- **Goal**
All of the listing below must be repeated word for word. Pictures are the only thing to omit.

>> begin Records supplied

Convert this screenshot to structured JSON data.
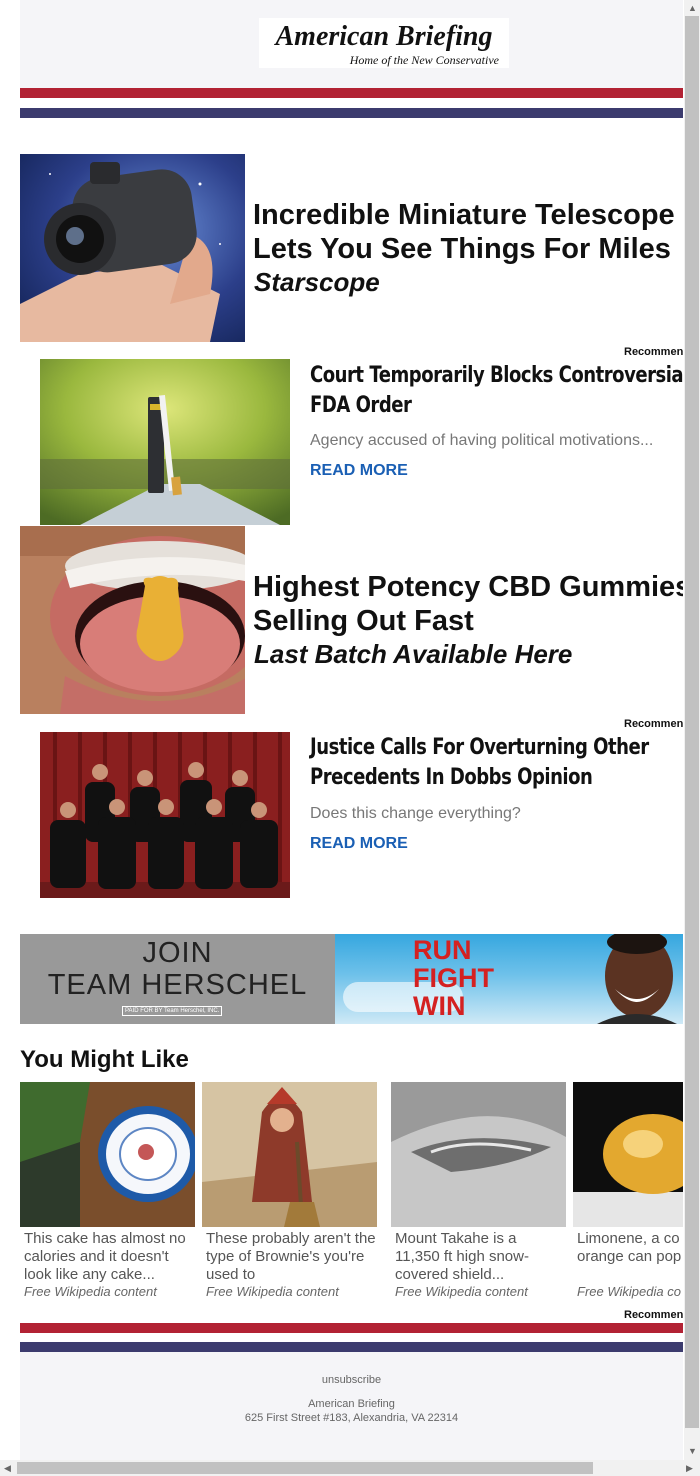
{
  "header": {
    "logo_title": "American Briefing",
    "logo_tagline": "Home of the New Conservative"
  },
  "ad1": {
    "headline_line1": "Incredible Miniature Telescope",
    "headline_line2": "Lets You See Things For Miles",
    "brand": "Starscope"
  },
  "recommended_label": "Recommended",
  "story1": {
    "title_line1": "Court Temporarily Blocks Controversial",
    "title_line2": "FDA Order",
    "description": "Agency accused of having political motivations...",
    "read_more": "READ MORE"
  },
  "ad2": {
    "headline_line1": "Highest Potency CBD Gummies",
    "headline_line2": "Selling Out Fast",
    "cta": "Last Batch Available Here"
  },
  "story2": {
    "title_line1": "Justice Calls For Overturning Other",
    "title_line2": "Precedents In Dobbs Opinion",
    "description": "Does this change everything?",
    "read_more": "READ MORE"
  },
  "banner": {
    "join_line1": "JOIN",
    "join_line2": "TEAM HERSCHEL",
    "paid_for": "PAID FOR BY Team Herschel, INC.",
    "slogan_line1": "RUN",
    "slogan_line2": "FIGHT",
    "slogan_line3": "WIN"
  },
  "you_might_like": {
    "title": "You Might Like",
    "cards": [
      {
        "text": "This cake has almost no calories and it doesn't look like any cake...",
        "source": "Free Wikipedia content"
      },
      {
        "text": "These probably aren't the type of Brownie's you're used to",
        "source": "Free Wikipedia content"
      },
      {
        "text": "Mount Takahe is a 11,350 ft high snow-covered shield...",
        "source": "Free Wikipedia content"
      },
      {
        "text": "Limonene, a co found in orange can pop a balloo",
        "source": "Free Wikipedia co"
      }
    ]
  },
  "footer": {
    "unsubscribe": "unsubscribe",
    "company": "American Briefing",
    "address": "625 First Street #183, Alexandria, VA 22314"
  }
}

>> end Records supplied

- **Response for this exercise**
Convert this screenshot to structured JSON data.
{
  "header": {
    "logo_title": "American Briefing",
    "logo_tagline": "Home of the New Conservative"
  },
  "ad1": {
    "headline_line1": "Incredible Miniature Telescope",
    "headline_line2": "Lets You See Things For Miles",
    "brand": "Starscope"
  },
  "recommended_label": "Recommended",
  "story1": {
    "title_line1": "Court Temporarily Blocks Controversial",
    "title_line2": "FDA Order",
    "description": "Agency accused of having political motivations...",
    "read_more": "READ MORE"
  },
  "ad2": {
    "headline_line1": "Highest Potency CBD Gummies",
    "headline_line2": "Selling Out Fast",
    "cta": "Last Batch Available Here"
  },
  "story2": {
    "title_line1": "Justice Calls For Overturning Other",
    "title_line2": "Precedents In Dobbs Opinion",
    "description": "Does this change everything?",
    "read_more": "READ MORE"
  },
  "banner": {
    "join_line1": "JOIN",
    "join_line2": "TEAM HERSCHEL",
    "paid_for": "PAID FOR BY Team Herschel, INC.",
    "slogan_line1": "RUN",
    "slogan_line2": "FIGHT",
    "slogan_line3": "WIN"
  },
  "you_might_like": {
    "title": "You Might Like",
    "cards": [
      {
        "text": "This cake has almost no calories and it doesn't look like any cake...",
        "source": "Free Wikipedia content"
      },
      {
        "text": "These probably aren't the type of Brownie's you're used to",
        "source": "Free Wikipedia content"
      },
      {
        "text": "Mount Takahe is a 11,350 ft high snow-covered shield...",
        "source": "Free Wikipedia content"
      },
      {
        "text": "Limonene, a co found in orange can pop a balloo",
        "source": "Free Wikipedia co"
      }
    ]
  },
  "footer": {
    "unsubscribe": "unsubscribe",
    "company": "American Briefing",
    "address": "625 First Street #183, Alexandria, VA 22314"
  }
}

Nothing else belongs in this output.